(Task directions): Transcribe every line of the records verbatim.
----------
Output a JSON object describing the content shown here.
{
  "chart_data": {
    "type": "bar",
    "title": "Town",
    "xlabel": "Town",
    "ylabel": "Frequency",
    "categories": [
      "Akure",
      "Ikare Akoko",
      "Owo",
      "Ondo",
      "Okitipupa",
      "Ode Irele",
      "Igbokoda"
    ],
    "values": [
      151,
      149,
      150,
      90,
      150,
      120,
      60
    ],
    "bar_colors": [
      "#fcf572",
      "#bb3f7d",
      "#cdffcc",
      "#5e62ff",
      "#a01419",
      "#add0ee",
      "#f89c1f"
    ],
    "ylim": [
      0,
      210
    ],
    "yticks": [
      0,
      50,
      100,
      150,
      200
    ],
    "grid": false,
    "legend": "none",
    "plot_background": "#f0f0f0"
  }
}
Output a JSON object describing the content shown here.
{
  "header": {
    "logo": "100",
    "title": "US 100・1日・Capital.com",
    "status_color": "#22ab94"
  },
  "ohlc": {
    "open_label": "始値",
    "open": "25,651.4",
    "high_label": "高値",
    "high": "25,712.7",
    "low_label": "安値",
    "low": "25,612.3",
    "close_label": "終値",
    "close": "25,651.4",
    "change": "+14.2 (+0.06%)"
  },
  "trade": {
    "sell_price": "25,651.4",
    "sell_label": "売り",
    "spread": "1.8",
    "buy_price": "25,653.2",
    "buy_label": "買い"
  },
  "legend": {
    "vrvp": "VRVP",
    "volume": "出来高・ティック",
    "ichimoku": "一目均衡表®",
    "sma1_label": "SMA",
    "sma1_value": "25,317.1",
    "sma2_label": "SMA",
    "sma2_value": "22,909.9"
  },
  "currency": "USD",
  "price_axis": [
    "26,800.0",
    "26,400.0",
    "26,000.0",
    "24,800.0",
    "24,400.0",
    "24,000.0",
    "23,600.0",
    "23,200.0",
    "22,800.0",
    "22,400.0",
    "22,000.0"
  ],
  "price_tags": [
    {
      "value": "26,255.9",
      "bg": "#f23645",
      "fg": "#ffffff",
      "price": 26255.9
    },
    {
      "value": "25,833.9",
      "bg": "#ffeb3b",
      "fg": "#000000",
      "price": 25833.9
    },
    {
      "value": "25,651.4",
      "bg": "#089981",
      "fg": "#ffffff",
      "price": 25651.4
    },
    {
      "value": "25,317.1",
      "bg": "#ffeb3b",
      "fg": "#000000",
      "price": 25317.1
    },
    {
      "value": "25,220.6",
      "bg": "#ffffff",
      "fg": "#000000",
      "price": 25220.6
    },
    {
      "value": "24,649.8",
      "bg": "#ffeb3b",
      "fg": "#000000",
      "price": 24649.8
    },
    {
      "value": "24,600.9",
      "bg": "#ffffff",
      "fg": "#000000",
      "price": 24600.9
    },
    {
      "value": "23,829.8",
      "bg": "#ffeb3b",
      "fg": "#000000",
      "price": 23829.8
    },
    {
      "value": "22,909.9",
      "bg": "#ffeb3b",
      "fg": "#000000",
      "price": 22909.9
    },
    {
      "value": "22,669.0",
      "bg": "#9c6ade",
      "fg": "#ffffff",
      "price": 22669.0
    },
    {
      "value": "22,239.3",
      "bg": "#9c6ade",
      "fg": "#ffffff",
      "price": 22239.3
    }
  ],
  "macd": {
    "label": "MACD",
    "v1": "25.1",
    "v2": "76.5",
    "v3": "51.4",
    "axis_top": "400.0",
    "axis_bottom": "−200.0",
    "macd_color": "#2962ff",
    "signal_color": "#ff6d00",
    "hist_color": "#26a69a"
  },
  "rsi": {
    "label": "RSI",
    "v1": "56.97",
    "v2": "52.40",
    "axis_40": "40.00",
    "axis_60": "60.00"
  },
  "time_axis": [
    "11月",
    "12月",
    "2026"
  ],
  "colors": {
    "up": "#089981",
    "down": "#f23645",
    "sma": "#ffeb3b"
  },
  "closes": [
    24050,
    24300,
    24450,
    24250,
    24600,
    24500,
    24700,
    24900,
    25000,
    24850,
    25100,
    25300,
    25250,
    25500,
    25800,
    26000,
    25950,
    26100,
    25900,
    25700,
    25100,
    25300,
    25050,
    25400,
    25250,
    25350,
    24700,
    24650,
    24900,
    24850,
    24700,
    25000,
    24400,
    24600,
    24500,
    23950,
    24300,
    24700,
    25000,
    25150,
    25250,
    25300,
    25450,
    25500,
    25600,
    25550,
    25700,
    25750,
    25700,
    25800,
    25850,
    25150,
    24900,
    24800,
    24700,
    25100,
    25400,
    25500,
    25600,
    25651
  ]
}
----------
(Answer below):
Output a JSON object describing the content shown here.
{
  "chart_data": {
    "type": "bar",
    "title": "Town",
    "xlabel": "Town",
    "ylabel": "Frequency",
    "categories": [
      "Akure",
      "Ikare Akoko",
      "Owo",
      "Ondo",
      "Okitipupa",
      "Ode Irele",
      "Igbokoda"
    ],
    "values": [
      151,
      149,
      150,
      90,
      150,
      120,
      60
    ],
    "bar_colors": [
      "#fcf572",
      "#bb3f7d",
      "#cdffcc",
      "#5e62ff",
      "#a01419",
      "#add0ee",
      "#f89c1f"
    ],
    "ylim": [
      0,
      210
    ],
    "yticks": [
      0,
      50,
      100,
      150,
      200
    ],
    "grid": false,
    "legend": "none",
    "plot_background": "#f0f0f0"
  }
}
Output a JSON object describing the content shown here.
{
  "header": {
    "logo": "100",
    "title": "US 100・1日・Capital.com",
    "status_color": "#22ab94"
  },
  "ohlc": {
    "open_label": "始値",
    "open": "25,651.4",
    "high_label": "高値",
    "high": "25,712.7",
    "low_label": "安値",
    "low": "25,612.3",
    "close_label": "終値",
    "close": "25,651.4",
    "change": "+14.2 (+0.06%)"
  },
  "trade": {
    "sell_price": "25,651.4",
    "sell_label": "売り",
    "spread": "1.8",
    "buy_price": "25,653.2",
    "buy_label": "買い"
  },
  "legend": {
    "vrvp": "VRVP",
    "volume": "出来高・ティック",
    "ichimoku": "一目均衡表®",
    "sma1_label": "SMA",
    "sma1_value": "25,317.1",
    "sma2_label": "SMA",
    "sma2_value": "22,909.9"
  },
  "currency": "USD",
  "price_axis": [
    "26,800.0",
    "26,400.0",
    "26,000.0",
    "24,800.0",
    "24,400.0",
    "24,000.0",
    "23,600.0",
    "23,200.0",
    "22,800.0",
    "22,400.0",
    "22,000.0"
  ],
  "price_tags": [
    {
      "value": "26,255.9",
      "bg": "#f23645",
      "fg": "#ffffff",
      "price": 26255.9
    },
    {
      "value": "25,833.9",
      "bg": "#ffeb3b",
      "fg": "#000000",
      "price": 25833.9
    },
    {
      "value": "25,651.4",
      "bg": "#089981",
      "fg": "#ffffff",
      "price": 25651.4
    },
    {
      "value": "25,317.1",
      "bg": "#ffeb3b",
      "fg": "#000000",
      "price": 25317.1
    },
    {
      "value": "25,220.6",
      "bg": "#ffffff",
      "fg": "#000000",
      "price": 25220.6
    },
    {
      "value": "24,649.8",
      "bg": "#ffeb3b",
      "fg": "#000000",
      "price": 24649.8
    },
    {
      "value": "24,600.9",
      "bg": "#ffffff",
      "fg": "#000000",
      "price": 24600.9
    },
    {
      "value": "23,829.8",
      "bg": "#ffeb3b",
      "fg": "#000000",
      "price": 23829.8
    },
    {
      "value": "22,909.9",
      "bg": "#ffeb3b",
      "fg": "#000000",
      "price": 22909.9
    },
    {
      "value": "22,669.0",
      "bg": "#9c6ade",
      "fg": "#ffffff",
      "price": 22669.0
    },
    {
      "value": "22,239.3",
      "bg": "#9c6ade",
      "fg": "#ffffff",
      "price": 22239.3
    }
  ],
  "macd": {
    "label": "MACD",
    "v1": "25.1",
    "v2": "76.5",
    "v3": "51.4",
    "axis_top": "400.0",
    "axis_bottom": "−200.0",
    "macd_color": "#2962ff",
    "signal_color": "#ff6d00",
    "hist_color": "#26a69a"
  },
  "rsi": {
    "label": "RSI",
    "v1": "56.97",
    "v2": "52.40",
    "axis_40": "40.00",
    "axis_60": "60.00"
  },
  "time_axis": [
    "11月",
    "12月",
    "2026"
  ],
  "colors": {
    "up": "#089981",
    "down": "#f23645",
    "sma": "#ffeb3b"
  },
  "closes": [
    24050,
    24300,
    24450,
    24250,
    24600,
    24500,
    24700,
    24900,
    25000,
    24850,
    25100,
    25300,
    25250,
    25500,
    25800,
    26000,
    25950,
    26100,
    25900,
    25700,
    25100,
    25300,
    25050,
    25400,
    25250,
    25350,
    24700,
    24650,
    24900,
    24850,
    24700,
    25000,
    24400,
    24600,
    24500,
    23950,
    24300,
    24700,
    25000,
    25150,
    25250,
    25300,
    25450,
    25500,
    25600,
    25550,
    25700,
    25750,
    25700,
    25800,
    25850,
    25150,
    24900,
    24800,
    24700,
    25100,
    25400,
    25500,
    25600,
    25651
  ]
}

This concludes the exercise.